--- INFORMATION PROVIDED ---

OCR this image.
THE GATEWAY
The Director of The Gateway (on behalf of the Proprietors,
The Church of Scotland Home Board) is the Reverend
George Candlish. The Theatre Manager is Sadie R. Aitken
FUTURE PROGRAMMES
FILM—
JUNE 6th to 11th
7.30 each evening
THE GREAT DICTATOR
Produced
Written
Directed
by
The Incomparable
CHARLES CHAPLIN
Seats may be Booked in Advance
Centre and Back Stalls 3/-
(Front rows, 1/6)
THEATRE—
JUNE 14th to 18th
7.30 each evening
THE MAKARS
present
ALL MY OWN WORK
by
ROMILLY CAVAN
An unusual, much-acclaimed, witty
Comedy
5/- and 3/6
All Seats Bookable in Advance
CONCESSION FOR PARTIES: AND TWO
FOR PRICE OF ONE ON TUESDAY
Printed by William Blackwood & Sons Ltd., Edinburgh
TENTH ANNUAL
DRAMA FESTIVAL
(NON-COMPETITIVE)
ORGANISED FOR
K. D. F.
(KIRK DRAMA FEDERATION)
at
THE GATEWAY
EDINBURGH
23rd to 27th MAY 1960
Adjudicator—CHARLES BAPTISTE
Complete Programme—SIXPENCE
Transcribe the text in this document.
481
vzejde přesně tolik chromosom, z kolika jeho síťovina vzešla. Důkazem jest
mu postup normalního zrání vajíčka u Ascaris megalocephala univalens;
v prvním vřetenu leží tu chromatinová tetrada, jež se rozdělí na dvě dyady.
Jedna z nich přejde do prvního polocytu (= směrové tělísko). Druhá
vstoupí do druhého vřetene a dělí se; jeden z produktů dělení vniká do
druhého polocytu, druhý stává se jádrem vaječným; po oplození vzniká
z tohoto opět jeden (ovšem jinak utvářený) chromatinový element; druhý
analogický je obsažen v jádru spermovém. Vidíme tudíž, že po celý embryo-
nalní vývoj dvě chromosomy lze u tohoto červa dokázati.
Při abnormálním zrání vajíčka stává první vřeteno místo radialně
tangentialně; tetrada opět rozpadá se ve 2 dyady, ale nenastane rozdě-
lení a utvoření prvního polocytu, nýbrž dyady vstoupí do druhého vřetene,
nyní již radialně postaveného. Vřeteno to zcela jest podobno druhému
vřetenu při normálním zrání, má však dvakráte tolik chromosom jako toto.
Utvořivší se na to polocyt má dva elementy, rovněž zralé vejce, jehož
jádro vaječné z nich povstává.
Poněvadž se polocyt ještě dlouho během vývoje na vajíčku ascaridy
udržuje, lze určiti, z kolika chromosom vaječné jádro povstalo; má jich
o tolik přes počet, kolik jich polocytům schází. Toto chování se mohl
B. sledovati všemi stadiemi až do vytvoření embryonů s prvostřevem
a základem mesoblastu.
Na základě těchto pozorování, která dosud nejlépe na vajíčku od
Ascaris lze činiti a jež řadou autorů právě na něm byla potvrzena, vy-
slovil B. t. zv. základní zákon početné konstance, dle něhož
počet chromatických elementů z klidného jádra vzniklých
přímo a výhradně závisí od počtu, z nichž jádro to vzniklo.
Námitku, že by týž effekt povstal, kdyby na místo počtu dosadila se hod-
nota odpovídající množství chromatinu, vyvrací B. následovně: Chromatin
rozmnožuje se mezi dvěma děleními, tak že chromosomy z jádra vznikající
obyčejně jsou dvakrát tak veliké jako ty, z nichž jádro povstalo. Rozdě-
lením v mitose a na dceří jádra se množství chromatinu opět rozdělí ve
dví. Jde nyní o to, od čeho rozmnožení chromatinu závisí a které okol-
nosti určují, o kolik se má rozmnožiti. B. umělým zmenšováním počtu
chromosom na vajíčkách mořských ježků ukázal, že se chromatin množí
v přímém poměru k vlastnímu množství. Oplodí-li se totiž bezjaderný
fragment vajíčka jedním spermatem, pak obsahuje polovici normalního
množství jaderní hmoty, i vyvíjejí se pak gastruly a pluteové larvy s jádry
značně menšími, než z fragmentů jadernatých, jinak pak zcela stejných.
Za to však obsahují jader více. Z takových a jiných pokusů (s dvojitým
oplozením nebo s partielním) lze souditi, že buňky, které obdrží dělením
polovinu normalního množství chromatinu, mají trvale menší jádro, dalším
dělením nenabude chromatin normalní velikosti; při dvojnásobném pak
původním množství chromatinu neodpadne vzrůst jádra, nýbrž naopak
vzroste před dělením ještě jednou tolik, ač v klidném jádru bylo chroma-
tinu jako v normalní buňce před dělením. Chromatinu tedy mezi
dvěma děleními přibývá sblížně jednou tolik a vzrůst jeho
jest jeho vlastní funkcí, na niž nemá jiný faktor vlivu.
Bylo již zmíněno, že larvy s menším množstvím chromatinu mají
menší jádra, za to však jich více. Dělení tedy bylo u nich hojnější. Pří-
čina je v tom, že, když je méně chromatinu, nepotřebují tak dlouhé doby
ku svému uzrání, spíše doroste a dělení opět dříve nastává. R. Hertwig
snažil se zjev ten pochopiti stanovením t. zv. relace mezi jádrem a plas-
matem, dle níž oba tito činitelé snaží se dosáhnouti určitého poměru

---

**PROBLEM:** Your task is to repeat every entry exactly.

**SOLUTION FOR THIS PROBLEM:**
OCR this image.
THE GATEWAY
The Director of The Gateway (on behalf of the Proprietors,
The Church of Scotland Home Board) is the Reverend
George Candlish. The Theatre Manager is Sadie R. Aitken
FUTURE PROGRAMMES
FILM—
JUNE 6th to 11th
7.30 each evening
THE GREAT DICTATOR
Produced
Written
Directed
by
The Incomparable
CHARLES CHAPLIN
Seats may be Booked in Advance
Centre and Back Stalls 3/-
(Front rows, 1/6)
THEATRE—
JUNE 14th to 18th
7.30 each evening
THE MAKARS
present
ALL MY OWN WORK
by
ROMILLY CAVAN
An unusual, much-acclaimed, witty
Comedy
5/- and 3/6
All Seats Bookable in Advance
CONCESSION FOR PARTIES: AND TWO
FOR PRICE OF ONE ON TUESDAY
Printed by William Blackwood & Sons Ltd., Edinburgh
TENTH ANNUAL
DRAMA FESTIVAL
(NON-COMPETITIVE)
ORGANISED FOR
K. D. F.
(KIRK DRAMA FEDERATION)
at
THE GATEWAY
EDINBURGH
23rd to 27th MAY 1960
Adjudicator—CHARLES BAPTISTE
Complete Programme—SIXPENCE
Transcribe the text in this document.
481
vzejde přesně tolik chromosom, z kolika jeho síťovina vzešla. Důkazem jest
mu postup normalního zrání vajíčka u Ascaris megalocephala univalens;
v prvním vřetenu leží tu chromatinová tetrada, jež se rozdělí na dvě dyady.
Jedna z nich přejde do prvního polocytu (= směrové tělísko). Druhá
vstoupí do druhého vřetene a dělí se; jeden z produktů dělení vniká do
druhého polocytu, druhý stává se jádrem vaječným; po oplození vzniká
z tohoto opět jeden (ovšem jinak utvářený) chromatinový element; druhý
analogický je obsažen v jádru spermovém. Vidíme tudíž, že po celý embryo-
nalní vývoj dvě chromosomy lze u tohoto červa dokázati.
Při abnormálním zrání vajíčka stává první vřeteno místo radialně
tangentialně; tetrada opět rozpadá se ve 2 dyady, ale nenastane rozdě-
lení a utvoření prvního polocytu, nýbrž dyady vstoupí do druhého vřetene,
nyní již radialně postaveného. Vřeteno to zcela jest podobno druhému
vřetenu při normálním zrání, má však dvakráte tolik chromosom jako toto.
Utvořivší se na to polocyt má dva elementy, rovněž zralé vejce, jehož
jádro vaječné z nich povstává.
Poněvadž se polocyt ještě dlouho během vývoje na vajíčku ascaridy
udržuje, lze určiti, z kolika chromosom vaječné jádro povstalo; má jich
o tolik přes počet, kolik jich polocytům schází. Toto chování se mohl
B. sledovati všemi stadiemi až do vytvoření embryonů s prvostřevem
a základem mesoblastu.
Na základě těchto pozorování, která dosud nejlépe na vajíčku od
Ascaris lze činiti a jež řadou autorů právě na něm byla potvrzena, vy-
slovil B. t. zv. základní zákon početné konstance, dle něhož
počet chromatických elementů z klidného jádra vzniklých
přímo a výhradně závisí od počtu, z nichž jádro to vzniklo.
Námitku, že by týž effekt povstal, kdyby na místo počtu dosadila se hod-
nota odpovídající množství chromatinu, vyvrací B. následovně: Chromatin
rozmnožuje se mezi dvěma děleními, tak že chromosomy z jádra vznikající
obyčejně jsou dvakrát tak veliké jako ty, z nichž jádro povstalo. Rozdě-
lením v mitose a na dceří jádra se množství chromatinu opět rozdělí ve
dví. Jde nyní o to, od čeho rozmnožení chromatinu závisí a které okol-
nosti určují, o kolik se má rozmnožiti. B. umělým zmenšováním počtu
chromosom na vajíčkách mořských ježků ukázal, že se chromatin množí
v přímém poměru k vlastnímu množství. Oplodí-li se totiž bezjaderný
fragment vajíčka jedním spermatem, pak obsahuje polovici normalního
množství jaderní hmoty, i vyvíjejí se pak gastruly a pluteové larvy s jádry
značně menšími, než z fragmentů jadernatých, jinak pak zcela stejných.
Za to však obsahují jader více. Z takových a jiných pokusů (s dvojitým
oplozením nebo s partielním) lze souditi, že buňky, které obdrží dělením
polovinu normalního množství chromatinu, mají trvale menší jádro, dalším
dělením nenabude chromatin normalní velikosti; při dvojnásobném pak
původním množství chromatinu neodpadne vzrůst jádra, nýbrž naopak
vzroste před dělením ještě jednou tolik, ač v klidném jádru bylo chroma-
tinu jako v normalní buňce před dělením. Chromatinu tedy mezi
dvěma děleními přibývá sblížně jednou tolik a vzrůst jeho
jest jeho vlastní funkcí, na niž nemá jiný faktor vlivu.
Bylo již zmíněno, že larvy s menším množstvím chromatinu mají
menší jádra, za to však jich více. Dělení tedy bylo u nich hojnější. Pří-
čina je v tom, že, když je méně chromatinu, nepotřebují tak dlouhé doby
ku svému uzrání, spíše doroste a dělení opět dříve nastává. R. Hertwig
snažil se zjev ten pochopiti stanovením t. zv. relace mezi jádrem a plas-
matem, dle níž oba tito činitelé snaží se dosáhnouti určitého poměru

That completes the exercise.